Some records:

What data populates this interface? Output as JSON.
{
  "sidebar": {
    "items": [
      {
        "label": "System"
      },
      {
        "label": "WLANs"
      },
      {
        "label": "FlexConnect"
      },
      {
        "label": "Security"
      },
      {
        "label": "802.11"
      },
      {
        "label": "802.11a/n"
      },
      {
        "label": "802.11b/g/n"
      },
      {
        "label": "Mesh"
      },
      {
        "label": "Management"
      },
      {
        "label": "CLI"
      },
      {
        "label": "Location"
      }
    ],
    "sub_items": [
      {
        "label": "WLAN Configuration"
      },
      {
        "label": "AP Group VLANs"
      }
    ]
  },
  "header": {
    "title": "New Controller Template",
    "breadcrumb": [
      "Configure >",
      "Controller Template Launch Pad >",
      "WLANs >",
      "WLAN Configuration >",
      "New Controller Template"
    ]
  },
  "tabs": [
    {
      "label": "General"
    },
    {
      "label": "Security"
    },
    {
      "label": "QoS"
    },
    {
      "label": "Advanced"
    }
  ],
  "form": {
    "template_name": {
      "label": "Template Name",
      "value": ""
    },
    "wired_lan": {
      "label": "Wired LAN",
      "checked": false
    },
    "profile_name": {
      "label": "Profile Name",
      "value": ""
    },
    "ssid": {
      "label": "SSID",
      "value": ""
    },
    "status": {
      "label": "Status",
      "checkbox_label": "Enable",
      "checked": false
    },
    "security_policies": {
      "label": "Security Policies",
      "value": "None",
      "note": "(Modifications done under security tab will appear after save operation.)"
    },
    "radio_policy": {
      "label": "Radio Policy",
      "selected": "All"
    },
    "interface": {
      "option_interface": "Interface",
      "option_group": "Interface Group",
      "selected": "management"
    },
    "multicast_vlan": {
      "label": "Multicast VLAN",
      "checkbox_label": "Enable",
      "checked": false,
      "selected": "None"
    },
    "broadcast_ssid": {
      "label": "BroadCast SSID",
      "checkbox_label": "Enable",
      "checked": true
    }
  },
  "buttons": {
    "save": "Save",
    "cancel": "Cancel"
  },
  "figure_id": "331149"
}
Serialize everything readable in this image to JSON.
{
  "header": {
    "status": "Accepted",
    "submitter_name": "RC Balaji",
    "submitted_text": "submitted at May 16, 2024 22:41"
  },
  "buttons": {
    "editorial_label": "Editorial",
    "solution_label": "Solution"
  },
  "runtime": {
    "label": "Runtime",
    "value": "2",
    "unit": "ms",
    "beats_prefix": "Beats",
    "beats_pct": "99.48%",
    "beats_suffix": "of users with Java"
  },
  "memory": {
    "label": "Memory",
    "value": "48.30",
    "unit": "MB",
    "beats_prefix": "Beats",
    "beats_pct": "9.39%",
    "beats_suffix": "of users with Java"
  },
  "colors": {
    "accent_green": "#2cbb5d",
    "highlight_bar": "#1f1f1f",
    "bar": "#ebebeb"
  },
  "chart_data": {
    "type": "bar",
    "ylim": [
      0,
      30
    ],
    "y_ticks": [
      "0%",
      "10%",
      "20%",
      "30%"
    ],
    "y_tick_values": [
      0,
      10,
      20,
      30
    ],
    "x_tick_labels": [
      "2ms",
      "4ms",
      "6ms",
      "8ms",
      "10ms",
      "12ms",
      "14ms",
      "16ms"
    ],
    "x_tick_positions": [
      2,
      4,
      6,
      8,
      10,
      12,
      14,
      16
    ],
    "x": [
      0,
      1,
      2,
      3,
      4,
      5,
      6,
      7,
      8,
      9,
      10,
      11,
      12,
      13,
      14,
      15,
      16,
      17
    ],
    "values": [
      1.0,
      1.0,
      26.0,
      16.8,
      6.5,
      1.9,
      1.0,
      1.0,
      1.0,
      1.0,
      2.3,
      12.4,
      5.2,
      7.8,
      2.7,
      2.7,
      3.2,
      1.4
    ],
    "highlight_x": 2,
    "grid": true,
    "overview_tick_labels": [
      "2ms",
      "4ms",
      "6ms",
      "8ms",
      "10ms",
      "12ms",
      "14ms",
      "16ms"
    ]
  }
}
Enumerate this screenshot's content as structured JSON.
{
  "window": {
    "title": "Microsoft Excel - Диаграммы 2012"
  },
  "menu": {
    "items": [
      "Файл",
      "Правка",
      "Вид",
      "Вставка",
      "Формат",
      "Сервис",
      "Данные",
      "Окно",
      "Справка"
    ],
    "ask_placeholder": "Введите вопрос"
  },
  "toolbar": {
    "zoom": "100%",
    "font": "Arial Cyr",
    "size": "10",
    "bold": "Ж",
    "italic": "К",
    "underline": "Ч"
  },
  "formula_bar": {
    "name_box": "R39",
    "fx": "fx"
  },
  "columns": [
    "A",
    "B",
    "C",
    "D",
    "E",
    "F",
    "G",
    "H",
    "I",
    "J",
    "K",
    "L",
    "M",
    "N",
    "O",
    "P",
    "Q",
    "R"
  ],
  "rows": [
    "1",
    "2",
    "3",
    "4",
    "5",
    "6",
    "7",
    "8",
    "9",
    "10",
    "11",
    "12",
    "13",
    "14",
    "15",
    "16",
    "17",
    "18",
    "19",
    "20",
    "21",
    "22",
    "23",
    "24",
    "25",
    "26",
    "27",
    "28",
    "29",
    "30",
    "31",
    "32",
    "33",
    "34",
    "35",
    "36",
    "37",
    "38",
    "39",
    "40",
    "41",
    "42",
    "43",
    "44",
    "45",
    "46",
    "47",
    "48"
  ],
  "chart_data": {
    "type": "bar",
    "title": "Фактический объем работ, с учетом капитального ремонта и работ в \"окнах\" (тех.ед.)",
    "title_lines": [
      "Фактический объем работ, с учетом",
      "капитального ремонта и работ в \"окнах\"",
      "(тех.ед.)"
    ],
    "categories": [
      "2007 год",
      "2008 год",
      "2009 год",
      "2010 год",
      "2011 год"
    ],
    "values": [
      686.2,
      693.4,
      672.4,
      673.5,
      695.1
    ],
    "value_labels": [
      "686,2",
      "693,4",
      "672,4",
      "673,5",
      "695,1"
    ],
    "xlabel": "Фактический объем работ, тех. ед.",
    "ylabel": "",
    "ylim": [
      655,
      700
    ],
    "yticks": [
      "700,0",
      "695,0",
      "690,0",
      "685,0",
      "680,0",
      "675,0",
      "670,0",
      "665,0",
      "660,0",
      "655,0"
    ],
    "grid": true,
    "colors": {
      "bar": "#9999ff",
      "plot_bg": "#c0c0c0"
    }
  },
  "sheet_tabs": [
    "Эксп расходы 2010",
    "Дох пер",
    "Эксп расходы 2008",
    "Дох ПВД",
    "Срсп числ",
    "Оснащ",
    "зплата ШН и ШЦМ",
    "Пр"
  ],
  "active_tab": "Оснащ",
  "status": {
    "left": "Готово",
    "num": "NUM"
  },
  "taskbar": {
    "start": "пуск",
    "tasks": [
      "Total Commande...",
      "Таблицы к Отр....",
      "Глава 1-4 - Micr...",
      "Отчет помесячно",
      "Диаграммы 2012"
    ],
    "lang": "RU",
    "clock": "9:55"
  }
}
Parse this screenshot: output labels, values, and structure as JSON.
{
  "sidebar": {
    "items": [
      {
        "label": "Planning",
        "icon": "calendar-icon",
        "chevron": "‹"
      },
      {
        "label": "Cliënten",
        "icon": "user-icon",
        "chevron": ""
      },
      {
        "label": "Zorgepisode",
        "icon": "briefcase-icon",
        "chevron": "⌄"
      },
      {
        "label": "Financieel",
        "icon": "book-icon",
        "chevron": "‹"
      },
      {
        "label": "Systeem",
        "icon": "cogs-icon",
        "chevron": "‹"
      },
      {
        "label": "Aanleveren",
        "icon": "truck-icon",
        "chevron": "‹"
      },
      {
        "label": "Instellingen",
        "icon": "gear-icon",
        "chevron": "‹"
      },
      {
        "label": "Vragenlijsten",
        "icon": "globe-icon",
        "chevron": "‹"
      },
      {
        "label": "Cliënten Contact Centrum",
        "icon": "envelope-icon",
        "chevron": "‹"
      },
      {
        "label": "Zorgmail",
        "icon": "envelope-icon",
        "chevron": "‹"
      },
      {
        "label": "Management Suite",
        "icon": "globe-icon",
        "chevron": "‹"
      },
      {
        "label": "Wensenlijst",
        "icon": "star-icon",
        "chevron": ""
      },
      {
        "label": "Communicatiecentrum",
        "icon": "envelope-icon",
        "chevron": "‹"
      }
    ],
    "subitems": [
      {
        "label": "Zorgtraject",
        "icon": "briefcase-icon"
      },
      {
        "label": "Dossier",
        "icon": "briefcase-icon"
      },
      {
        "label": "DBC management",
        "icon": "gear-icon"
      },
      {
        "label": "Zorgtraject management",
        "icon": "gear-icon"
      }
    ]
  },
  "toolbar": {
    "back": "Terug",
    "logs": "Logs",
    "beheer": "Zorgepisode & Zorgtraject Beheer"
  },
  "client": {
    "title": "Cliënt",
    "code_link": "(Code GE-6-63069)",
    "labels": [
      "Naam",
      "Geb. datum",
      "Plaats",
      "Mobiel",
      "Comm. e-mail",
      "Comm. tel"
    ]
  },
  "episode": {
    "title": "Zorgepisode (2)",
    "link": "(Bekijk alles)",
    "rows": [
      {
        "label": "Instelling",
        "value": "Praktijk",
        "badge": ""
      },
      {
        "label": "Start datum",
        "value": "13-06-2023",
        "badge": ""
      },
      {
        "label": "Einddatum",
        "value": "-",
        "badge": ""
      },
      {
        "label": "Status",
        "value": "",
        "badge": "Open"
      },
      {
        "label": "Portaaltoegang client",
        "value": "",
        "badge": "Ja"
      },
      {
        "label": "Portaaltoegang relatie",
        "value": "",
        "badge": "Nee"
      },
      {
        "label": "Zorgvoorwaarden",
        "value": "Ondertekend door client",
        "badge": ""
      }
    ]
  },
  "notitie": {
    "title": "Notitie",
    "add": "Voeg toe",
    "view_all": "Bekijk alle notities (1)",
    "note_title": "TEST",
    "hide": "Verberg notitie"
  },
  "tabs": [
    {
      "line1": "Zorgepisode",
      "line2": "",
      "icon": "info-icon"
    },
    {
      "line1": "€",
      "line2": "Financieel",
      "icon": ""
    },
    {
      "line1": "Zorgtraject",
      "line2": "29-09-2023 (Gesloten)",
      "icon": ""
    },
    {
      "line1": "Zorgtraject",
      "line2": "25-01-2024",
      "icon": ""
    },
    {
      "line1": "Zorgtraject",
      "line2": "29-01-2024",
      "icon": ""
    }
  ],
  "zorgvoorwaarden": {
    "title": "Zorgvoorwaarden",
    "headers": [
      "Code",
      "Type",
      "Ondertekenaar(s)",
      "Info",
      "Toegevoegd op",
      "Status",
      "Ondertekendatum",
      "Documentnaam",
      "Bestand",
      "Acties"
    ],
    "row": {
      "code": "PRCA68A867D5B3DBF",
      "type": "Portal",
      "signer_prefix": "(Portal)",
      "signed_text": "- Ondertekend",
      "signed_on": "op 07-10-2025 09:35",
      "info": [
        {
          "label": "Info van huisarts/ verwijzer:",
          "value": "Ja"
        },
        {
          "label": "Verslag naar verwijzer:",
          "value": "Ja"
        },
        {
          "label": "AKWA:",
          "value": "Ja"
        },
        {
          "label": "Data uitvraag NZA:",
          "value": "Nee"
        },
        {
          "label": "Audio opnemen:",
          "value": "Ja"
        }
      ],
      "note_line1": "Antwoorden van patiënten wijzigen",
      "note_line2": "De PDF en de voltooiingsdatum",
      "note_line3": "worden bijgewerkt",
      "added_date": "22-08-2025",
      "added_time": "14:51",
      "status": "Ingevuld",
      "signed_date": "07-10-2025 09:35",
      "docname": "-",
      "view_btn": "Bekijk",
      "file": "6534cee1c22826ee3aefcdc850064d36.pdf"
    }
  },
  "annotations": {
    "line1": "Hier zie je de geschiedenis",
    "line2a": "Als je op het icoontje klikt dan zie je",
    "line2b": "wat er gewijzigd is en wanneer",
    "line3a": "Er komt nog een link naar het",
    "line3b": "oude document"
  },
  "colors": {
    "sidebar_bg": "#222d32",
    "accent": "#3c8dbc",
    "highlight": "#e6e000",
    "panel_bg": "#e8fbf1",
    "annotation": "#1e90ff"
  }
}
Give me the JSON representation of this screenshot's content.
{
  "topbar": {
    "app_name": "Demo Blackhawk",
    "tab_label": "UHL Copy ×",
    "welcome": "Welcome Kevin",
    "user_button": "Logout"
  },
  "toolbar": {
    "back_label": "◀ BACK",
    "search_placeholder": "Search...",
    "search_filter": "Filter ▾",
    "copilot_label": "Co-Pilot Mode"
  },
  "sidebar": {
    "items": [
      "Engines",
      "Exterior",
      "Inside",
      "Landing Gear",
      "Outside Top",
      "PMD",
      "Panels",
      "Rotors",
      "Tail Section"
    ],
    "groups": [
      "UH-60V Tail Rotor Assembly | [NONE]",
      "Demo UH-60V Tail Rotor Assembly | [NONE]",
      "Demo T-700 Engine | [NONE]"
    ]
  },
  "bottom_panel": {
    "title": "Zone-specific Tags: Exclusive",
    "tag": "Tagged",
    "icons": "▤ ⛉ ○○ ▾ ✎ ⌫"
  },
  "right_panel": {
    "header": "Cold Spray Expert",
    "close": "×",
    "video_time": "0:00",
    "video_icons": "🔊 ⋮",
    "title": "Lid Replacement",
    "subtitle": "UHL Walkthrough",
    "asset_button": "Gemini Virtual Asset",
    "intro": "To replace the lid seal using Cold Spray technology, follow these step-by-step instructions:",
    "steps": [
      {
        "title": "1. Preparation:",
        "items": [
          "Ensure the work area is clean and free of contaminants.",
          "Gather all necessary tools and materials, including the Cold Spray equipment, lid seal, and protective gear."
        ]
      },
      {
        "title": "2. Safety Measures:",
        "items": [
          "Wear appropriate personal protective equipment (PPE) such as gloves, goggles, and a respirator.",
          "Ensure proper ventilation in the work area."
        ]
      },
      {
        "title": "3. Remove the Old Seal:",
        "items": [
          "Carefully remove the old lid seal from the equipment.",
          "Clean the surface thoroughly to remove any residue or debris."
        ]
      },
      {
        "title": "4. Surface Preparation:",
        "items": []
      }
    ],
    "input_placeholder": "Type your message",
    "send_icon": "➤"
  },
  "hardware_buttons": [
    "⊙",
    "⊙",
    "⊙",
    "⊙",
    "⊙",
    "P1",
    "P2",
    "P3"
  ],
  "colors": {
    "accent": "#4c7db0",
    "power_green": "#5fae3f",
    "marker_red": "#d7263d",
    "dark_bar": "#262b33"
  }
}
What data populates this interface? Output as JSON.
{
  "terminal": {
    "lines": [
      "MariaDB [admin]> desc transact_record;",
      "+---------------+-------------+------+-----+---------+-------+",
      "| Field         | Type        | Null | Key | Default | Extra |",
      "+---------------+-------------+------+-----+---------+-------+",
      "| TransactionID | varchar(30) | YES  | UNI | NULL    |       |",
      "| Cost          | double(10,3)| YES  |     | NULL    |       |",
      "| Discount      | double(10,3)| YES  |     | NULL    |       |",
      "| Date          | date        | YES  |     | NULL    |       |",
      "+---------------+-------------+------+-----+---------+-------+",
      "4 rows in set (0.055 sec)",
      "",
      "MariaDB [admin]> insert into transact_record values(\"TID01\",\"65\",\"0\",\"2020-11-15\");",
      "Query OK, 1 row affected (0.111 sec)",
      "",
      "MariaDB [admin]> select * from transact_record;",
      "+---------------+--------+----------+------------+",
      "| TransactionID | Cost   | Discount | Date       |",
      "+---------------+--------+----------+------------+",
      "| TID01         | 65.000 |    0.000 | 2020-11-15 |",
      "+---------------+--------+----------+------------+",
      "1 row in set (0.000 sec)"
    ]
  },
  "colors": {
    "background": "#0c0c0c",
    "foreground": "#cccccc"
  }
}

**TASK TO CARRY OUT:**
State the number of lines in the records that include "verwijzer", and write nothing else.

**SOLUTION TO THIS EXERCISE:**
2